THE TASK:
Drop every picture and give the entries back exactly.

--------------------------------------------------

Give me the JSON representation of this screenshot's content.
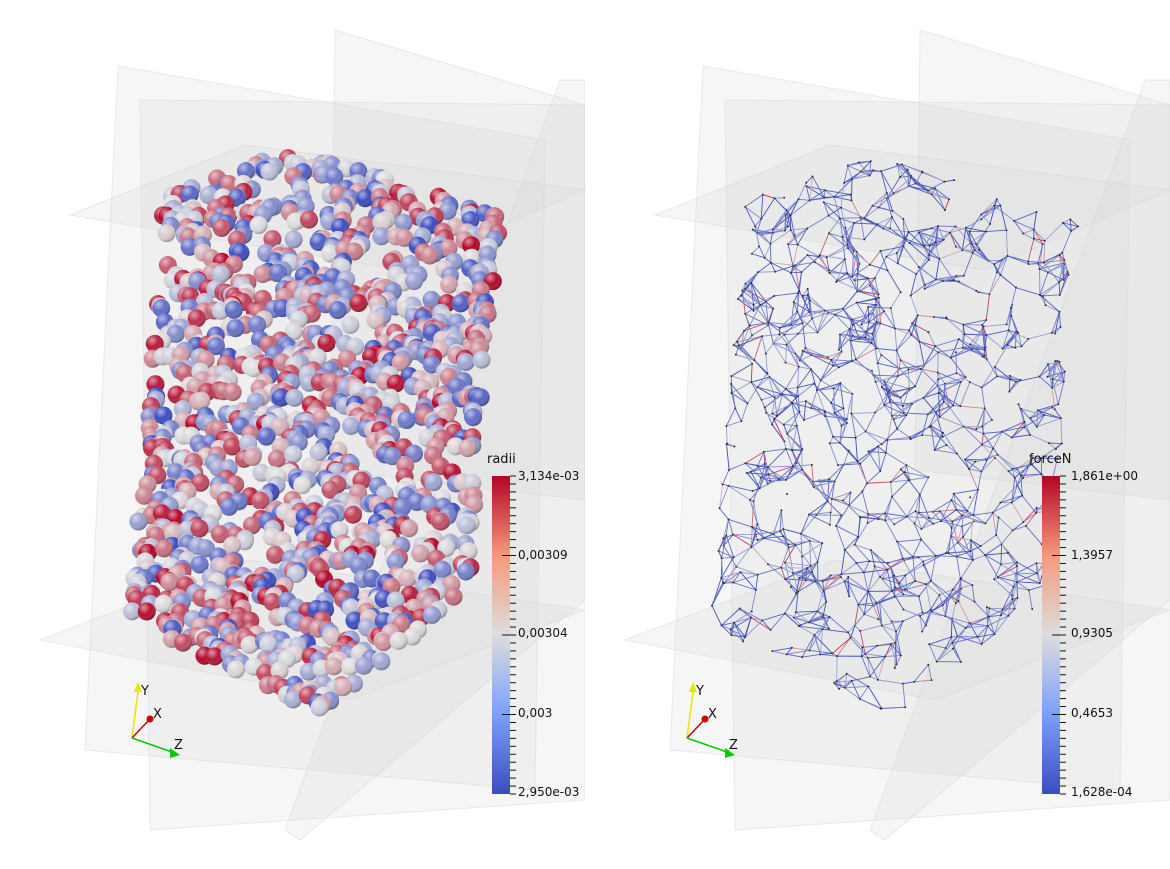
{
  "views": [
    {
      "colorbar": {
        "title": "radii",
        "labels": [
          "3,134e-03",
          "0,00309",
          "0,00304",
          "0,003",
          "2,950e-03"
        ],
        "range": [
          0.00295,
          0.003134
        ]
      },
      "representation": "spheres"
    },
    {
      "colorbar": {
        "title": "forceN",
        "labels": [
          "1,861e+00",
          "1,3957",
          "0,9305",
          "0,4653",
          "1,628e-04"
        ],
        "range": [
          0.0001628,
          1.861
        ]
      },
      "representation": "contact-network"
    }
  ],
  "axes": {
    "x": "X",
    "y": "Y",
    "z": "Z"
  },
  "colors": {
    "colormap_low": "#3b4cc0",
    "colormap_mid": "#dddddd",
    "colormap_high": "#b40426",
    "plane": "#d8d8d8",
    "axis_x": "#cc0000",
    "axis_y": "#e6e600",
    "axis_z": "#00cc00"
  }
}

--------------------------------------------------

THE OUTPUT:
Give me the JSON representation of this screenshot's content.
{
  "views": [
    {
      "colorbar": {
        "title": "radii",
        "labels": [
          "3,134e-03",
          "0,00309",
          "0,00304",
          "0,003",
          "2,950e-03"
        ],
        "range": [
          0.00295,
          0.003134
        ]
      },
      "representation": "spheres"
    },
    {
      "colorbar": {
        "title": "forceN",
        "labels": [
          "1,861e+00",
          "1,3957",
          "0,9305",
          "0,4653",
          "1,628e-04"
        ],
        "range": [
          0.0001628,
          1.861
        ]
      },
      "representation": "contact-network"
    }
  ],
  "axes": {
    "x": "X",
    "y": "Y",
    "z": "Z"
  },
  "colors": {
    "colormap_low": "#3b4cc0",
    "colormap_mid": "#dddddd",
    "colormap_high": "#b40426",
    "plane": "#d8d8d8",
    "axis_x": "#cc0000",
    "axis_y": "#e6e600",
    "axis_z": "#00cc00"
  }
}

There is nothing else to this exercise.